The request => Every line below is to be copied exactly, with the pictures left out.

Dataset content =>

····················

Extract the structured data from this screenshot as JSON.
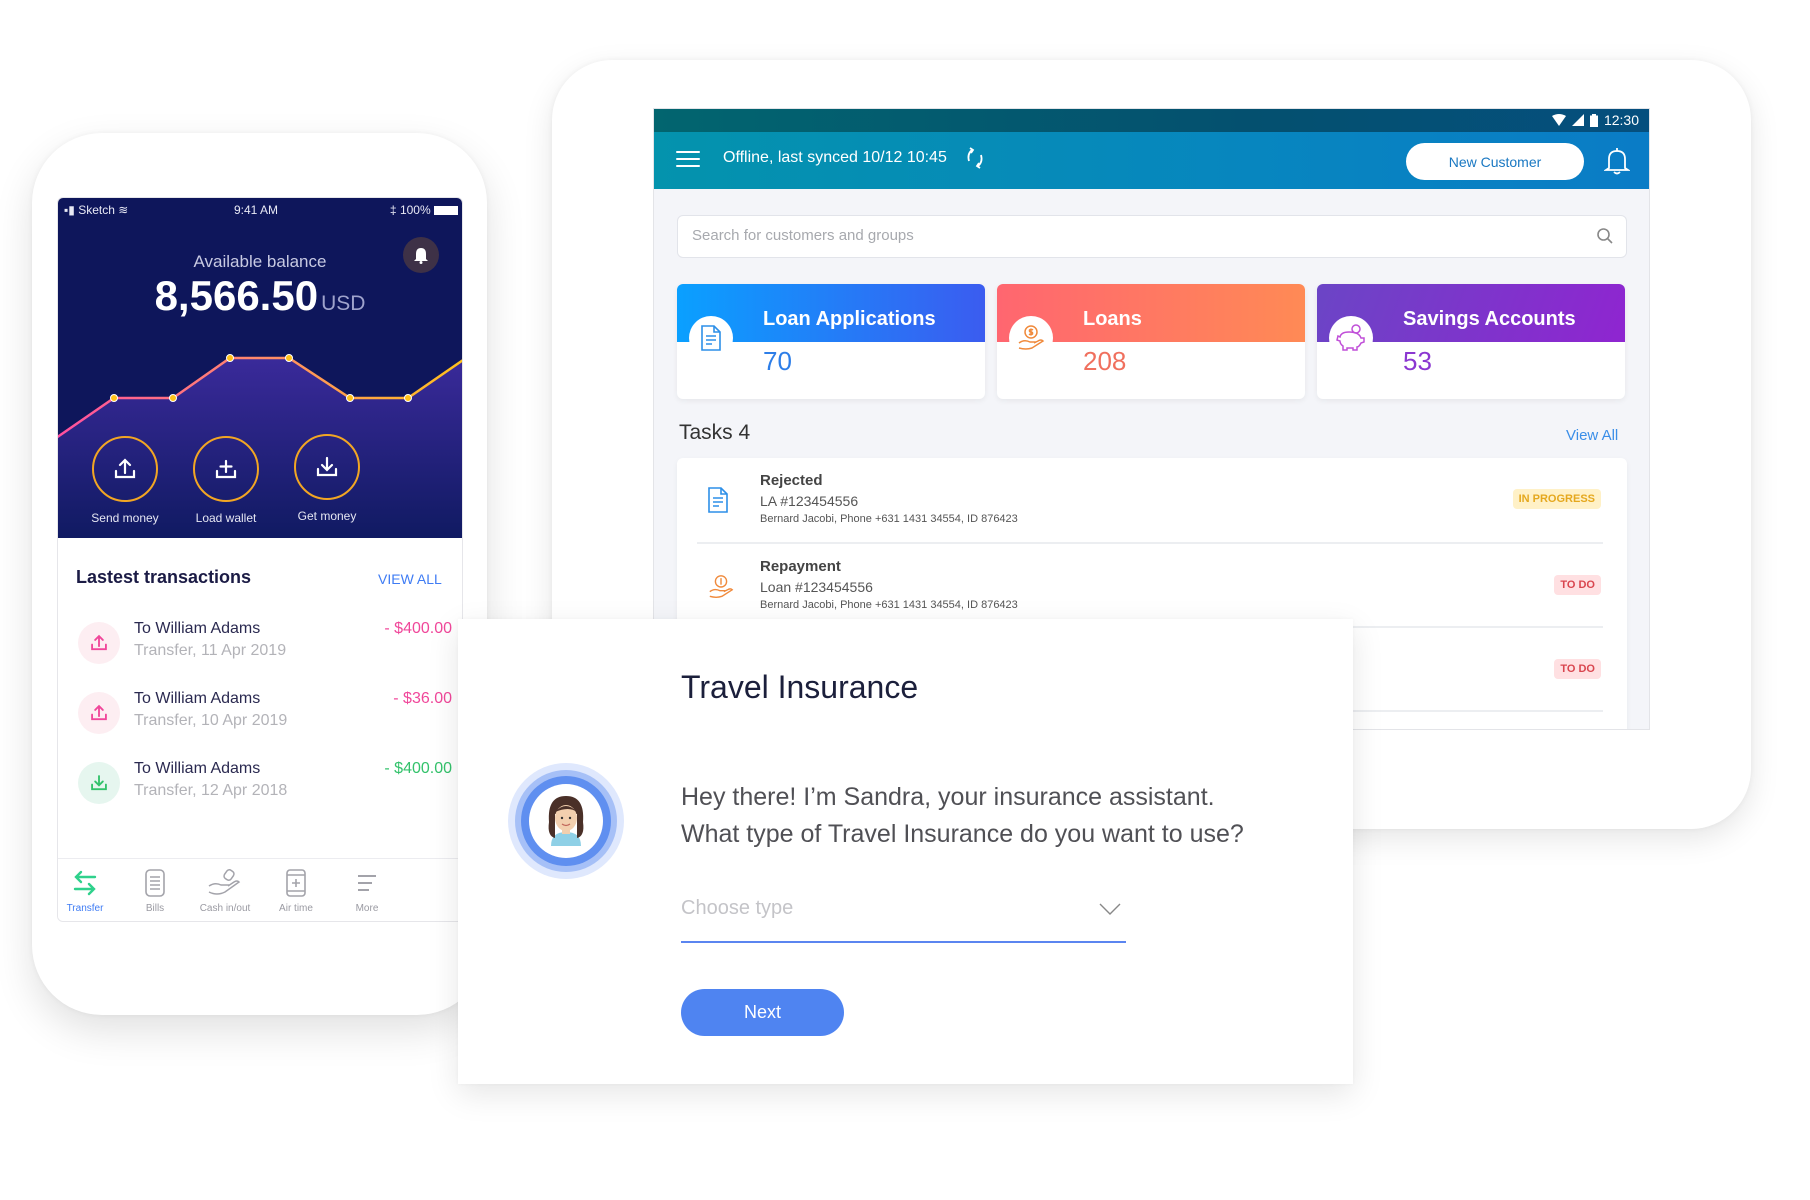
{
  "tablet": {
    "status_time": "12:30",
    "sync_status": "Offline, last synced 10/12 10:45",
    "new_customer_label": "New Customer",
    "search_placeholder": "Search for customers and groups",
    "stat_cards": [
      {
        "title": "Loan Applications",
        "value": "70",
        "icon": "document-icon",
        "color": "#2d7ee8"
      },
      {
        "title": "Loans",
        "value": "208",
        "icon": "money-hand-icon",
        "color": "#f0705e"
      },
      {
        "title": "Savings Accounts",
        "value": "53",
        "icon": "piggy-bank-icon",
        "color": "#8b37d1"
      }
    ],
    "tasks_title": "Tasks 4",
    "view_all_label": "View All",
    "tasks": [
      {
        "type": "Rejected",
        "ref": "LA #123454556",
        "details": "Bernard Jacobi, Phone +631 1431 34554, ID 876423",
        "status": "IN PROGRESS",
        "icon": "document-icon"
      },
      {
        "type": "Repayment",
        "ref": "Loan #123454556",
        "details": "Bernard Jacobi, Phone +631 1431 34554, ID 876423",
        "status": "TO DO",
        "icon": "money-hand-icon"
      },
      {
        "type": "",
        "ref": "",
        "details": "",
        "status": "TO DO",
        "icon": ""
      }
    ]
  },
  "phone": {
    "status": {
      "carrier": "Sketch",
      "time": "9:41 AM",
      "battery": "100%"
    },
    "balance_label": "Available balance",
    "balance": "8,566.50",
    "currency": "USD",
    "actions": [
      {
        "label": "Send money",
        "icon": "upload-icon"
      },
      {
        "label": "Load wallet",
        "icon": "plus-tray-icon"
      },
      {
        "label": "Get money",
        "icon": "download-icon"
      }
    ],
    "transactions_title": "Lastest transactions",
    "transactions_view_all": "VIEW ALL",
    "transactions": [
      {
        "name": "To William Adams",
        "sub": "Transfer, 11 Apr 2019",
        "amount": "- $400.00",
        "direction": "out",
        "color": "#f0479a"
      },
      {
        "name": "To William Adams",
        "sub": "Transfer, 10 Apr 2019",
        "amount": "- $36.00",
        "direction": "out",
        "color": "#f0479a"
      },
      {
        "name": "To William Adams",
        "sub": "Transfer, 12 Apr 2018",
        "amount": "- $400.00",
        "direction": "in",
        "color": "#33c26b"
      }
    ],
    "nav": [
      {
        "label": "Transfer",
        "icon": "transfer-icon",
        "active": true
      },
      {
        "label": "Bills",
        "icon": "bills-icon",
        "active": false
      },
      {
        "label": "Cash in/out",
        "icon": "cash-hand-icon",
        "active": false
      },
      {
        "label": "Air time",
        "icon": "phone-icon",
        "active": false
      },
      {
        "label": "More",
        "icon": "menu-icon",
        "active": false
      }
    ],
    "chart_data": {
      "type": "line",
      "x": [
        0,
        1,
        2,
        3,
        4,
        5,
        6,
        7
      ],
      "values": [
        1,
        2,
        2,
        3,
        3,
        2,
        2,
        3
      ],
      "title": "",
      "ylim": [
        0,
        4
      ]
    }
  },
  "insurance": {
    "title": "Travel Insurance",
    "message_line1": "Hey there! I’m Sandra, your insurance assistant.",
    "message_line2": "What type of Travel Insurance do you want to use?",
    "select_placeholder": "Choose type",
    "next_label": "Next"
  },
  "colors": {
    "phone_hero": "#0e165b",
    "accent_blue": "#4f84f1",
    "action_ring": "#f2a623",
    "tablet_appbar": "#0786bf"
  }
}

····················

Response for this exercise =>
Extract the structured data from this screenshot as JSON.
{
  "tablet": {
    "status_time": "12:30",
    "sync_status": "Offline, last synced 10/12 10:45",
    "new_customer_label": "New Customer",
    "search_placeholder": "Search for customers and groups",
    "stat_cards": [
      {
        "title": "Loan Applications",
        "value": "70",
        "icon": "document-icon",
        "color": "#2d7ee8"
      },
      {
        "title": "Loans",
        "value": "208",
        "icon": "money-hand-icon",
        "color": "#f0705e"
      },
      {
        "title": "Savings Accounts",
        "value": "53",
        "icon": "piggy-bank-icon",
        "color": "#8b37d1"
      }
    ],
    "tasks_title": "Tasks 4",
    "view_all_label": "View All",
    "tasks": [
      {
        "type": "Rejected",
        "ref": "LA #123454556",
        "details": "Bernard Jacobi, Phone +631 1431 34554, ID 876423",
        "status": "IN PROGRESS",
        "icon": "document-icon"
      },
      {
        "type": "Repayment",
        "ref": "Loan #123454556",
        "details": "Bernard Jacobi, Phone +631 1431 34554, ID 876423",
        "status": "TO DO",
        "icon": "money-hand-icon"
      },
      {
        "type": "",
        "ref": "",
        "details": "",
        "status": "TO DO",
        "icon": ""
      }
    ]
  },
  "phone": {
    "status": {
      "carrier": "Sketch",
      "time": "9:41 AM",
      "battery": "100%"
    },
    "balance_label": "Available balance",
    "balance": "8,566.50",
    "currency": "USD",
    "actions": [
      {
        "label": "Send money",
        "icon": "upload-icon"
      },
      {
        "label": "Load wallet",
        "icon": "plus-tray-icon"
      },
      {
        "label": "Get money",
        "icon": "download-icon"
      }
    ],
    "transactions_title": "Lastest transactions",
    "transactions_view_all": "VIEW ALL",
    "transactions": [
      {
        "name": "To William Adams",
        "sub": "Transfer, 11 Apr 2019",
        "amount": "- $400.00",
        "direction": "out",
        "color": "#f0479a"
      },
      {
        "name": "To William Adams",
        "sub": "Transfer, 10 Apr 2019",
        "amount": "- $36.00",
        "direction": "out",
        "color": "#f0479a"
      },
      {
        "name": "To William Adams",
        "sub": "Transfer, 12 Apr 2018",
        "amount": "- $400.00",
        "direction": "in",
        "color": "#33c26b"
      }
    ],
    "nav": [
      {
        "label": "Transfer",
        "icon": "transfer-icon",
        "active": true
      },
      {
        "label": "Bills",
        "icon": "bills-icon",
        "active": false
      },
      {
        "label": "Cash in/out",
        "icon": "cash-hand-icon",
        "active": false
      },
      {
        "label": "Air time",
        "icon": "phone-icon",
        "active": false
      },
      {
        "label": "More",
        "icon": "menu-icon",
        "active": false
      }
    ],
    "chart_data": {
      "type": "line",
      "x": [
        0,
        1,
        2,
        3,
        4,
        5,
        6,
        7
      ],
      "values": [
        1,
        2,
        2,
        3,
        3,
        2,
        2,
        3
      ],
      "title": "",
      "ylim": [
        0,
        4
      ]
    }
  },
  "insurance": {
    "title": "Travel Insurance",
    "message_line1": "Hey there! I’m Sandra, your insurance assistant.",
    "message_line2": "What type of Travel Insurance do you want to use?",
    "select_placeholder": "Choose type",
    "next_label": "Next"
  },
  "colors": {
    "phone_hero": "#0e165b",
    "accent_blue": "#4f84f1",
    "action_ring": "#f2a623",
    "tablet_appbar": "#0786bf"
  }
}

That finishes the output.